**EXERCISE GOAL:**
A line counts if it contains the word "screenshot" at least once. State how many such lines the records contain, giving the number alone.

Data records
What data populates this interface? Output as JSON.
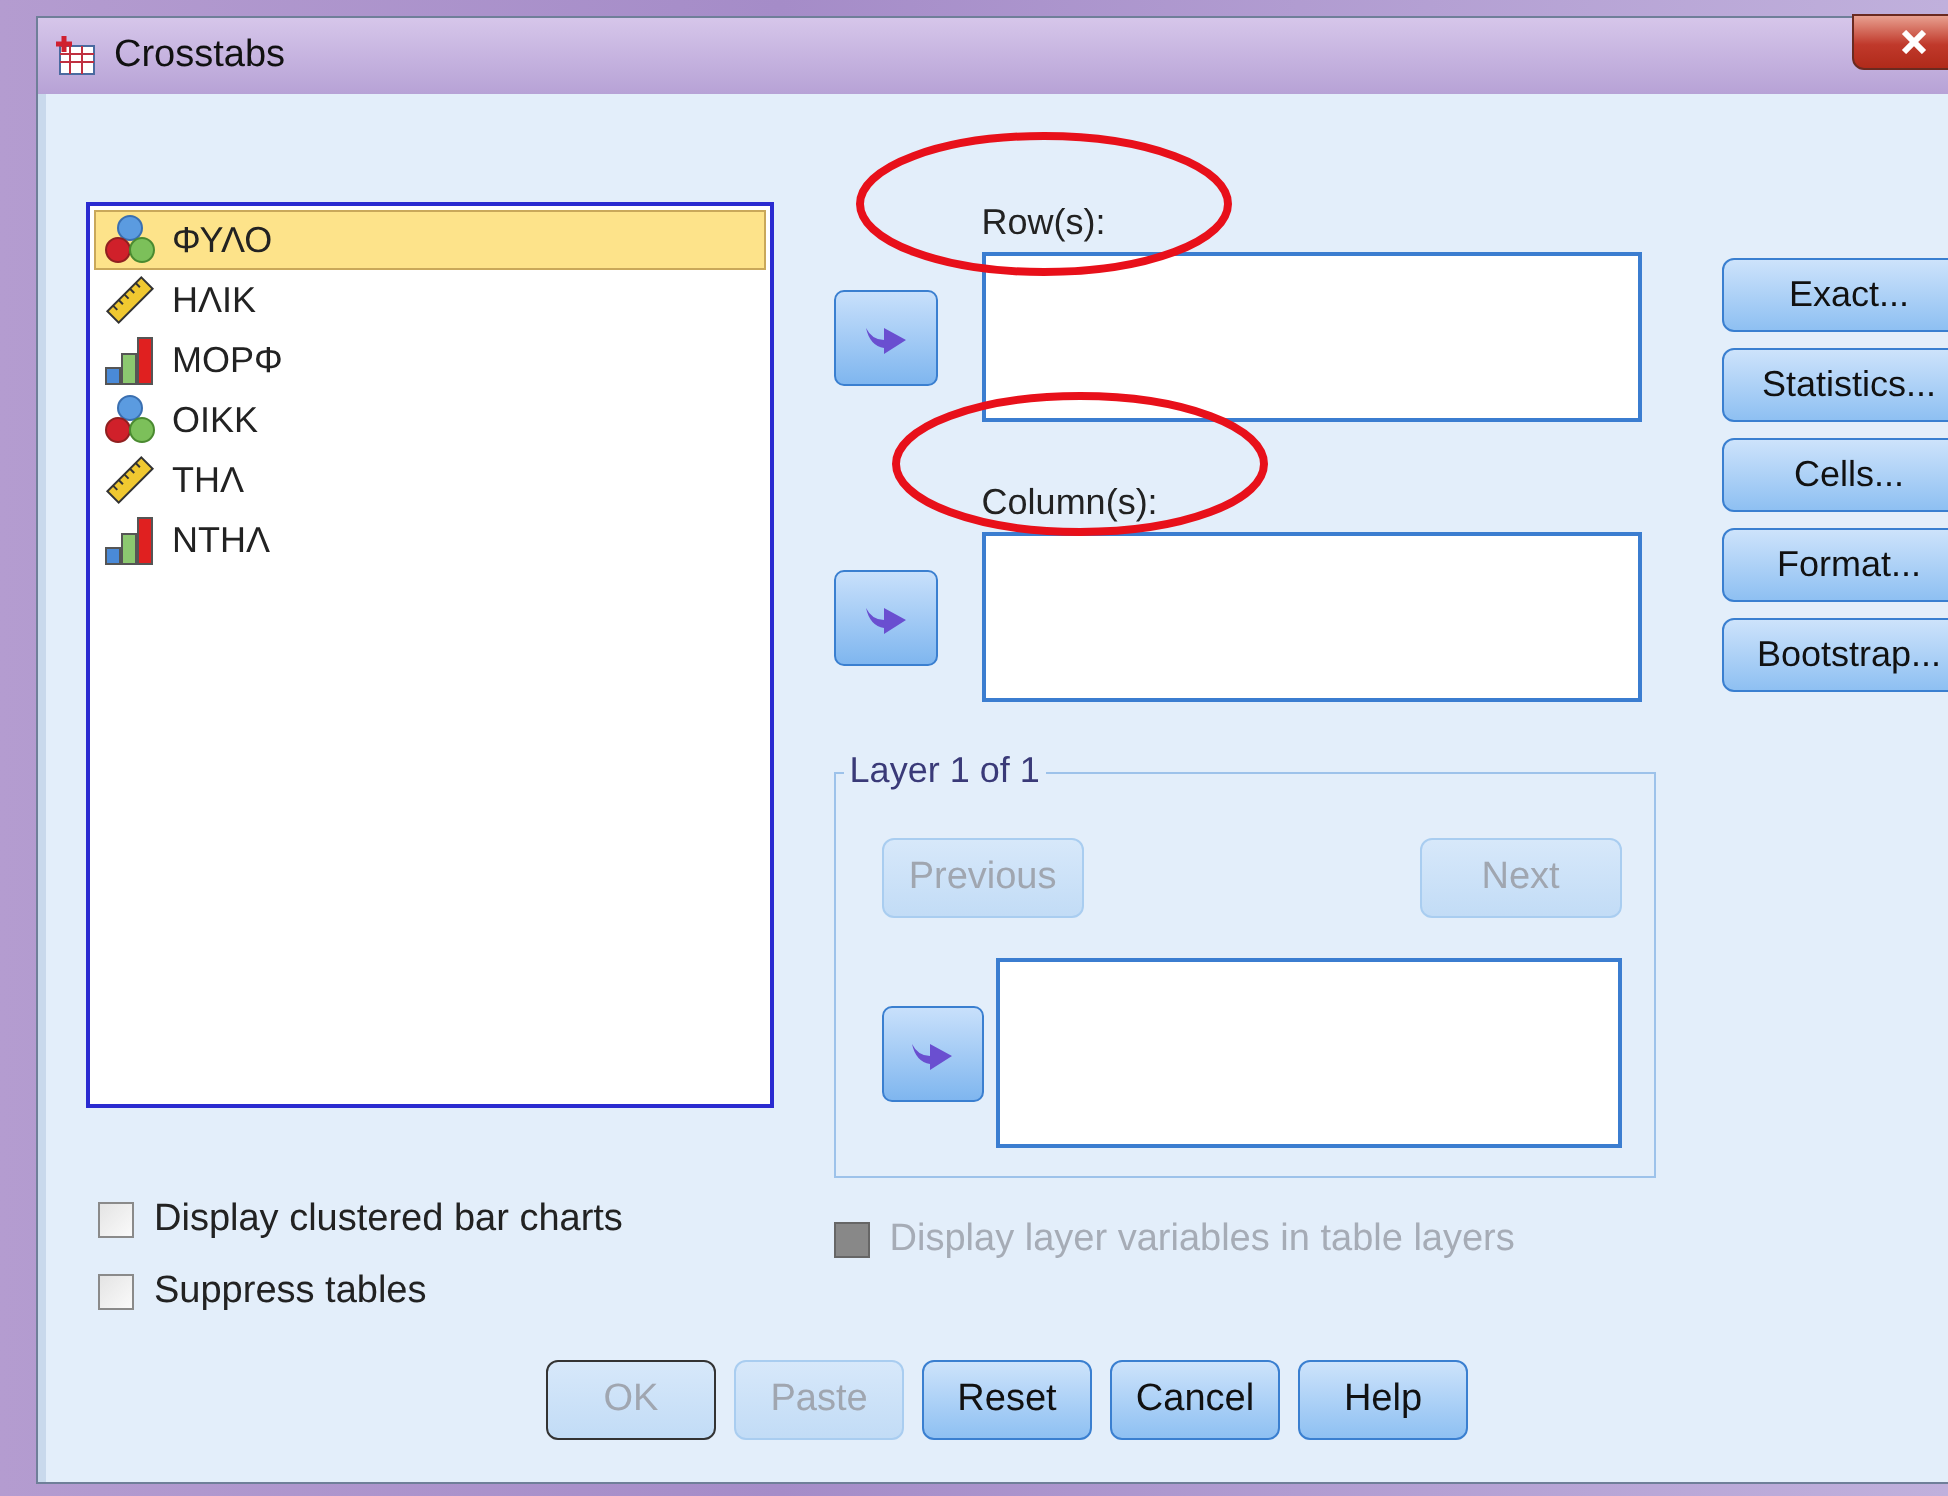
{
  "window": {
    "title": "Crosstabs"
  },
  "variables": [
    {
      "name": "ΦΥΛΟ",
      "kind": "nominal",
      "selected": true
    },
    {
      "name": "ΗΛΙΚ",
      "kind": "scale",
      "selected": false
    },
    {
      "name": "ΜΟΡΦ",
      "kind": "ordinal",
      "selected": false
    },
    {
      "name": "ΟΙΚΚ",
      "kind": "nominal",
      "selected": false
    },
    {
      "name": "ΤΗΛ",
      "kind": "scale",
      "selected": false
    },
    {
      "name": "ΝΤΗΛ",
      "kind": "ordinal",
      "selected": false
    }
  ],
  "targets": [
    {
      "label": "Row(s):",
      "highlighted": true
    },
    {
      "label": "Column(s):",
      "highlighted": true
    }
  ],
  "layer": {
    "title": "Layer 1 of 1",
    "previous": {
      "label": "Previous",
      "disabled": true
    },
    "next": {
      "label": "Next",
      "disabled": true
    }
  },
  "display_layer_variables": {
    "label": "Display layer variables in table layers",
    "checked": false,
    "disabled": true
  },
  "options": [
    {
      "label": "Display clustered bar charts",
      "checked": false
    },
    {
      "label": "Suppress tables",
      "checked": false
    }
  ],
  "side_buttons": [
    "Exact...",
    "Statistics...",
    "Cells...",
    "Format...",
    "Bootstrap..."
  ],
  "buttons": [
    {
      "label": "OK",
      "disabled": true,
      "default": true
    },
    {
      "label": "Paste",
      "disabled": true,
      "default": false
    },
    {
      "label": "Reset",
      "disabled": false,
      "default": false
    },
    {
      "label": "Cancel",
      "disabled": false,
      "default": false
    },
    {
      "label": "Help",
      "disabled": false,
      "default": false
    }
  ]
}
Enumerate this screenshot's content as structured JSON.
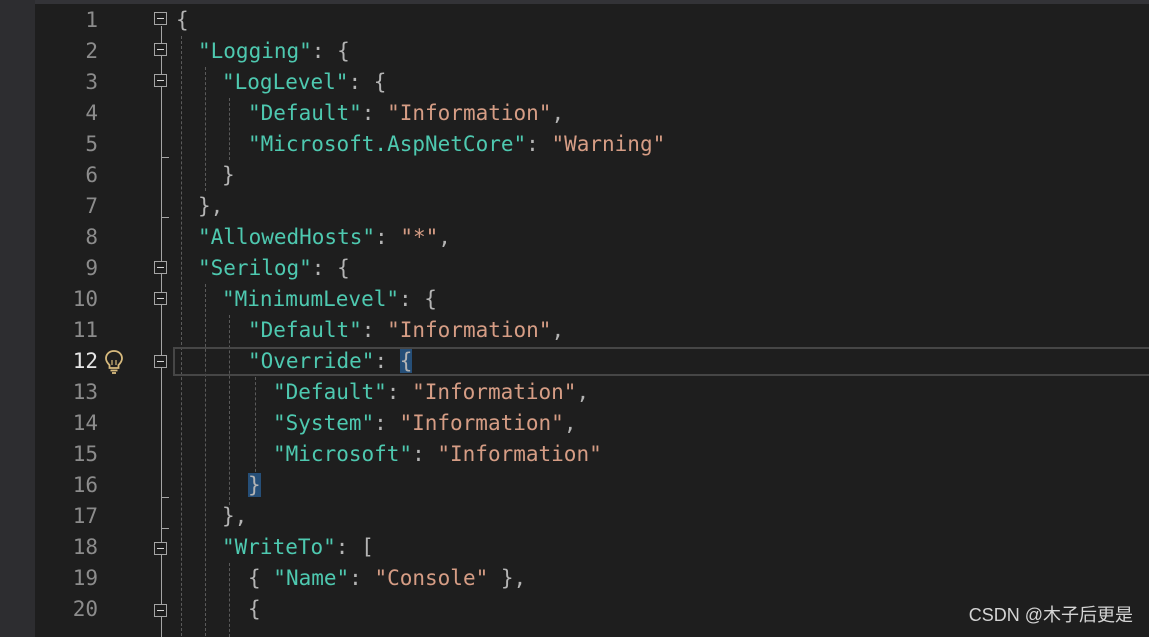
{
  "editor": {
    "current_line": "12",
    "line_numbers": [
      "1",
      "2",
      "3",
      "4",
      "5",
      "6",
      "7",
      "8",
      "9",
      "10",
      "11",
      "12",
      "13",
      "14",
      "15",
      "16",
      "17",
      "18",
      "19",
      "20"
    ],
    "colors": {
      "background": "#1e1e1e",
      "key": "#4ec9b0",
      "string": "#d69d85",
      "punctuation": "#b4b4b4",
      "line_number": "#8c8c8c",
      "brace_highlight": "#264f78"
    },
    "code": {
      "l1": {
        "p1": "{"
      },
      "l2": {
        "key": "\"Logging\"",
        "p1": ": {"
      },
      "l3": {
        "key": "\"LogLevel\"",
        "p1": ": {"
      },
      "l4": {
        "key": "\"Default\"",
        "p1": ": ",
        "str": "\"Information\"",
        "p2": ","
      },
      "l5": {
        "key": "\"Microsoft.AspNetCore\"",
        "p1": ": ",
        "str": "\"Warning\""
      },
      "l6": {
        "p1": "}"
      },
      "l7": {
        "p1": "},"
      },
      "l8": {
        "key": "\"AllowedHosts\"",
        "p1": ": ",
        "str": "\"*\"",
        "p2": ","
      },
      "l9": {
        "key": "\"Serilog\"",
        "p1": ": {"
      },
      "l10": {
        "key": "\"MinimumLevel\"",
        "p1": ": {"
      },
      "l11": {
        "key": "\"Default\"",
        "p1": ": ",
        "str": "\"Information\"",
        "p2": ","
      },
      "l12": {
        "key": "\"Override\"",
        "p1": ": ",
        "brace": "{"
      },
      "l13": {
        "key": "\"Default\"",
        "p1": ": ",
        "str": "\"Information\"",
        "p2": ","
      },
      "l14": {
        "key": "\"System\"",
        "p1": ": ",
        "str": "\"Information\"",
        "p2": ","
      },
      "l15": {
        "key": "\"Microsoft\"",
        "p1": ": ",
        "str": "\"Information\""
      },
      "l16": {
        "brace": "}"
      },
      "l17": {
        "p1": "},"
      },
      "l18": {
        "key": "\"WriteTo\"",
        "p1": ": ["
      },
      "l19": {
        "p0": "{ ",
        "key": "\"Name\"",
        "p1": ": ",
        "str": "\"Console\"",
        "p2": " },"
      },
      "l20": {
        "p1": "{"
      }
    },
    "icons": {
      "lightbulb": "lightbulb-icon",
      "fold": "collapse-icon"
    }
  },
  "watermark": "CSDN @木子后更是"
}
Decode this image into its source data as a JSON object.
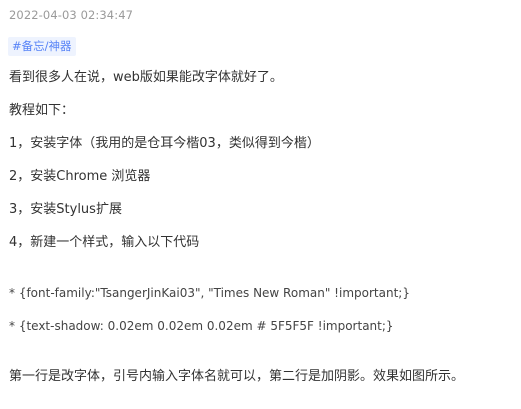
{
  "memo": {
    "timestamp": "2022-04-03 02:34:47",
    "tag": "#备忘/神器",
    "lines": [
      "看到很多人在说，web版如果能改字体就好了。",
      "教程如下：",
      "1，安装字体（我用的是仓耳今楷03，类似得到今楷）",
      "2，安装Chrome 浏览器",
      "3，安装Stylus扩展",
      "4，新建一个样式，输入以下代码",
      "* {font-family:\"TsangerJinKai03\", \"Times New Roman\" !important;}",
      "* {text-shadow: 0.02em 0.02em 0.02em # 5F5F5F !important;}",
      "第一行是改字体，引号内输入字体名就可以，第二行是加阴影。效果如图所示。"
    ]
  },
  "colors": {
    "timestamp": "#9a9a9a",
    "tag_text": "#5783f7",
    "tag_background": "#eef3fe",
    "body_text": "#323232"
  }
}
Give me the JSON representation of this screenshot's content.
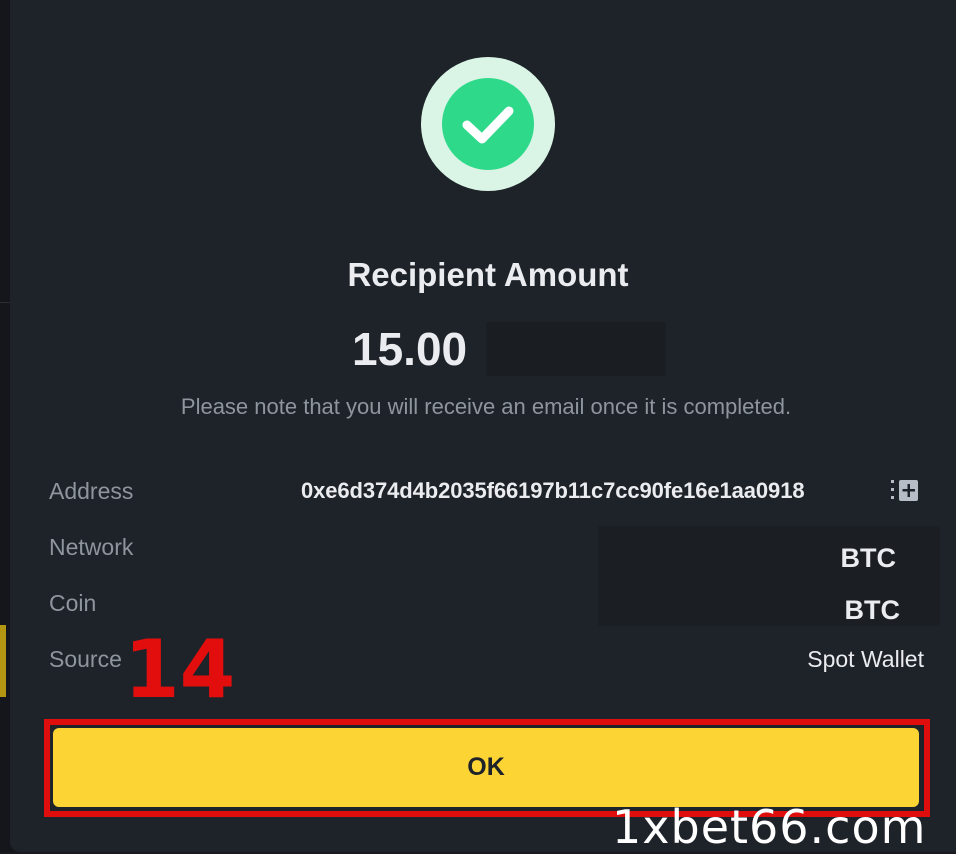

**EXERCISE ANSWER:**
2